● Aim: Repeat, exactly and in full, the lines of the listing below, but without any pictures.

● Dataset records:
● ● ● ● ● ● ●
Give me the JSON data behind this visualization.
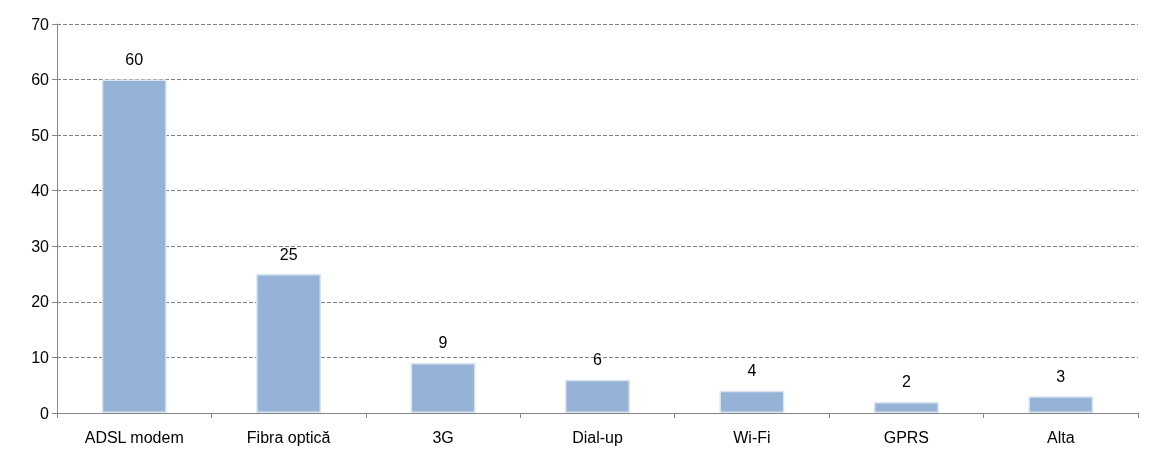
{
  "chart_data": {
    "type": "bar",
    "categories": [
      "ADSL modem",
      "Fibra optică",
      "3G",
      "Dial-up",
      "Wi-Fi",
      "GPRS",
      "Alta"
    ],
    "values": [
      60,
      25,
      9,
      6,
      4,
      2,
      3
    ],
    "color": "#95b3d7",
    "data_labels": true,
    "grid": "y",
    "line_style": "dashed",
    "ylim": [
      0,
      70
    ],
    "yticks": [
      0,
      10,
      20,
      30,
      40,
      50,
      60,
      70
    ]
  }
}
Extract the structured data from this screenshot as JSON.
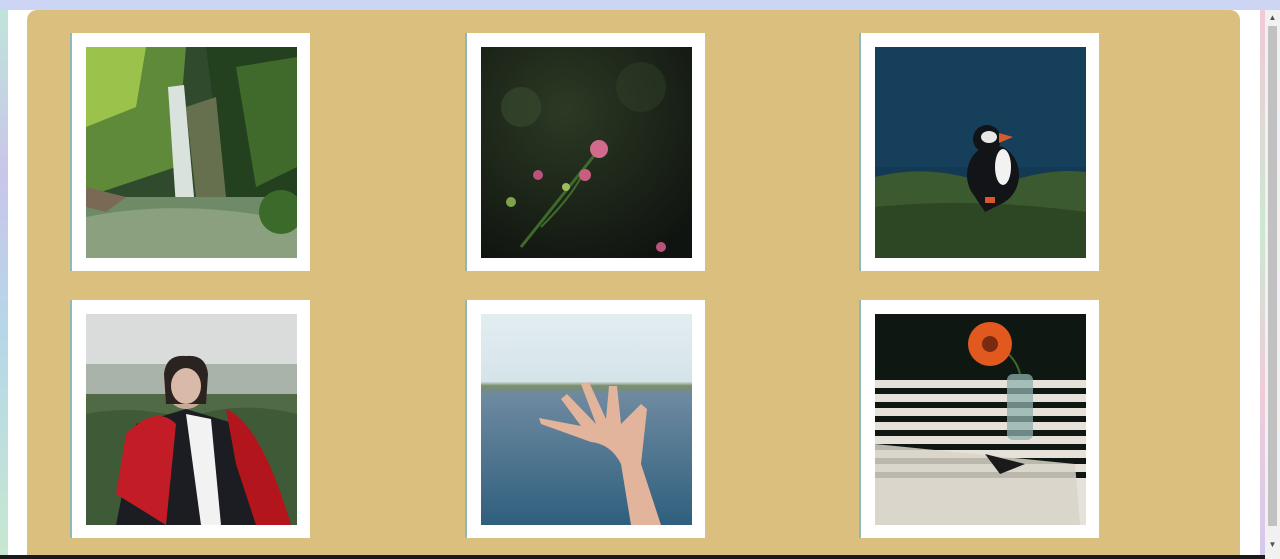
{
  "gallery": {
    "photos": [
      {
        "subject": "waterfall"
      },
      {
        "subject": "pink-flowers"
      },
      {
        "subject": "puffin"
      },
      {
        "subject": "woman-red-scarf"
      },
      {
        "subject": "hand-over-lake"
      },
      {
        "subject": "orange-flower-vase"
      }
    ]
  },
  "colors": {
    "panel": "#dbbf7f",
    "frame": "#ffffff",
    "topbar": "#cdd5f4"
  }
}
● ● ● ● ● ● ●
● Written solution:
Give me the JSON data behind this visualization.
{
  "chart_data": {
    "type": "bar",
    "categories": [
      "ADSL modem",
      "Fibra optică",
      "3G",
      "Dial-up",
      "Wi-Fi",
      "GPRS",
      "Alta"
    ],
    "values": [
      60,
      25,
      9,
      6,
      4,
      2,
      3
    ],
    "color": "#95b3d7",
    "data_labels": true,
    "grid": "y",
    "line_style": "dashed",
    "ylim": [
      0,
      70
    ],
    "yticks": [
      0,
      10,
      20,
      30,
      40,
      50,
      60,
      70
    ]
  }
}
Extract the structured data from this screenshot as JSON.
{
  "gallery": {
    "photos": [
      {
        "subject": "waterfall"
      },
      {
        "subject": "pink-flowers"
      },
      {
        "subject": "puffin"
      },
      {
        "subject": "woman-red-scarf"
      },
      {
        "subject": "hand-over-lake"
      },
      {
        "subject": "orange-flower-vase"
      }
    ]
  },
  "colors": {
    "panel": "#dbbf7f",
    "frame": "#ffffff",
    "topbar": "#cdd5f4"
  }
}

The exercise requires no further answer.